*Directions for this task*
From the entries below, work out the number of lines that hold the word "description", and give that number alone.
┌─ Task material
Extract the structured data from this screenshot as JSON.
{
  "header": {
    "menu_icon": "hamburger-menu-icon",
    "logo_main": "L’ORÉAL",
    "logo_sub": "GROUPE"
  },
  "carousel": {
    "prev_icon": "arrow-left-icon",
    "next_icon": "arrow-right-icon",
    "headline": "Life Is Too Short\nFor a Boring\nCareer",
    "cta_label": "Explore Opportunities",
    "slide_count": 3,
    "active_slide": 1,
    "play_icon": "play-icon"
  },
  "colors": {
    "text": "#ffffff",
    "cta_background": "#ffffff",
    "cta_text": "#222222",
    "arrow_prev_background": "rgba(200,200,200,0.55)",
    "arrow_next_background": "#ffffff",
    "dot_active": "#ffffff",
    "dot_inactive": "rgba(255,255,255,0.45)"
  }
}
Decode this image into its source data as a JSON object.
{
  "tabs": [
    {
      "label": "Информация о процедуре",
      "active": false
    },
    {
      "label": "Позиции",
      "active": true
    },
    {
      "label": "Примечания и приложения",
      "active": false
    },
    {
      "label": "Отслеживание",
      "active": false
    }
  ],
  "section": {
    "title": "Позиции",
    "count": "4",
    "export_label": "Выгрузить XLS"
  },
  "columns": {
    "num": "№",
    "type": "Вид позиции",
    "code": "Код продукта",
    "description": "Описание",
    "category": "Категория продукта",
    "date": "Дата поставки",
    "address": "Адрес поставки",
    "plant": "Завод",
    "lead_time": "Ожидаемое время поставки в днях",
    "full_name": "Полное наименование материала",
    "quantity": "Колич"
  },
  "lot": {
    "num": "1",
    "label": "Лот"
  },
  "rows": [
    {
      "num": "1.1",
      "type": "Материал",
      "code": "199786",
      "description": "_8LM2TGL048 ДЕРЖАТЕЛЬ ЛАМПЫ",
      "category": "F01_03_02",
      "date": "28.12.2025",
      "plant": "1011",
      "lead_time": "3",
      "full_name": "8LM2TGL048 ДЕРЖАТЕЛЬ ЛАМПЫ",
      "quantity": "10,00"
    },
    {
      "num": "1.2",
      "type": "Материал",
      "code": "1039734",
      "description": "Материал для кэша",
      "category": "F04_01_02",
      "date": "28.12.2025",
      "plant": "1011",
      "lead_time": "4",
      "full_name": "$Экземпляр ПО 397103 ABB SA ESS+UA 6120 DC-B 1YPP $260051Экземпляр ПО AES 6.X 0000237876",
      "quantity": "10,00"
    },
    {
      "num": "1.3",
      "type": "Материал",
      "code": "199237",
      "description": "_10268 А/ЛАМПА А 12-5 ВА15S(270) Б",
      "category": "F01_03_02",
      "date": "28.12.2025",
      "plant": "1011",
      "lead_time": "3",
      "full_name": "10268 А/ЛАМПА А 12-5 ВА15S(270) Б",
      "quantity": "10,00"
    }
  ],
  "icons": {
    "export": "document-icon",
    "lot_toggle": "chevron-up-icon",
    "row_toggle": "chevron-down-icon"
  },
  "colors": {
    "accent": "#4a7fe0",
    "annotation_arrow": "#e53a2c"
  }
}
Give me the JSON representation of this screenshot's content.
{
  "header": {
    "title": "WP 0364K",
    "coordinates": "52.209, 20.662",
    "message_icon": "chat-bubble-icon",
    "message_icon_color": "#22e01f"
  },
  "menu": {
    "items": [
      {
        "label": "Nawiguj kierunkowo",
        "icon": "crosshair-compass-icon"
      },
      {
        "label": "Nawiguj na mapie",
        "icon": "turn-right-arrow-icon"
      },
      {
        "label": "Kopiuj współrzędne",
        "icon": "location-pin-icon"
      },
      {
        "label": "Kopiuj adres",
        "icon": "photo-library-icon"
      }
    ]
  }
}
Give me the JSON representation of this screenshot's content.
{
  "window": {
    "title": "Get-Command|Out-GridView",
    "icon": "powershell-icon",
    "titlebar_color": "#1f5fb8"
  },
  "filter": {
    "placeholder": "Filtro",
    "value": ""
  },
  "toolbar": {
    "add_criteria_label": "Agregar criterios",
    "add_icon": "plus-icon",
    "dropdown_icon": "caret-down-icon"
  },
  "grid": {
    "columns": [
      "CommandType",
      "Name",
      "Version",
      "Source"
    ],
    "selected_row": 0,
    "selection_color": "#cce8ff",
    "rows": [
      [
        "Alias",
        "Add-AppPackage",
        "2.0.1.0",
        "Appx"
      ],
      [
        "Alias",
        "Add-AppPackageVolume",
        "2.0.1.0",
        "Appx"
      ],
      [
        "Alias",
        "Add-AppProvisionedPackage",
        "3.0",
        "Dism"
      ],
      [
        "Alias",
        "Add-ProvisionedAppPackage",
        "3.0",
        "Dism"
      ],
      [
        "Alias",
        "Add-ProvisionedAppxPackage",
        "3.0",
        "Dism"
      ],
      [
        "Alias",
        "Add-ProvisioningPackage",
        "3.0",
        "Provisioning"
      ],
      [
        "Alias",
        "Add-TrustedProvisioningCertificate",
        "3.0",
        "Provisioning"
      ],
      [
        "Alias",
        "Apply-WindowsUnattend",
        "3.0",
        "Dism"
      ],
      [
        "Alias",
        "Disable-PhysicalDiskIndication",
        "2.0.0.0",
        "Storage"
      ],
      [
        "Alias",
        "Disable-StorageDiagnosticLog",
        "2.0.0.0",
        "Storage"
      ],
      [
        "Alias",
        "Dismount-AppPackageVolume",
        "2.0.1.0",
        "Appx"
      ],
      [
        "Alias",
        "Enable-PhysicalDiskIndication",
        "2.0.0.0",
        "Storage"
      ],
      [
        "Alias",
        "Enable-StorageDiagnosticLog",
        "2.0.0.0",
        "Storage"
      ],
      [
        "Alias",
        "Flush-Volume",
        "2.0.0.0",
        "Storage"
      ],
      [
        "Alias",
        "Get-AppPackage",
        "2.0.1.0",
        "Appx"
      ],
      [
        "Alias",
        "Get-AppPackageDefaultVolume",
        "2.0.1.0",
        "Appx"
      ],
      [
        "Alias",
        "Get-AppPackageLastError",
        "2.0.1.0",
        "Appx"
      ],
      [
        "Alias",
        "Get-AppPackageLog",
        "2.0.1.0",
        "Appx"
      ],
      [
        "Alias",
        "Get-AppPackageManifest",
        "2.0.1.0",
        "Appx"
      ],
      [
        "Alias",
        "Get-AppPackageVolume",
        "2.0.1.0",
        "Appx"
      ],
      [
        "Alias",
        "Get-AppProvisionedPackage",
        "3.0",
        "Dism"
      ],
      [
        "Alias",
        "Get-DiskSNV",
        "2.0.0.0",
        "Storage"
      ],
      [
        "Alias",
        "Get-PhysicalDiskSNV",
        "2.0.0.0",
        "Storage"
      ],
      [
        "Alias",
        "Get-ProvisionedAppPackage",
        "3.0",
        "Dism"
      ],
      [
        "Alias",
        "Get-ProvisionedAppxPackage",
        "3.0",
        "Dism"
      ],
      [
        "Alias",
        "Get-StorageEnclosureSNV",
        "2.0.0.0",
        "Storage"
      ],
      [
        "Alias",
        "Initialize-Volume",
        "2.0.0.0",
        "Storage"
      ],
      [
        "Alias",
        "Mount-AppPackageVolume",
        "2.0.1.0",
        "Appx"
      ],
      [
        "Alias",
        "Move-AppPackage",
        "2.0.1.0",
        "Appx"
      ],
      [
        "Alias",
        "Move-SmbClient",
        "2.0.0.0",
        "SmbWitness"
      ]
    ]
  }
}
└─
*Correct response*
4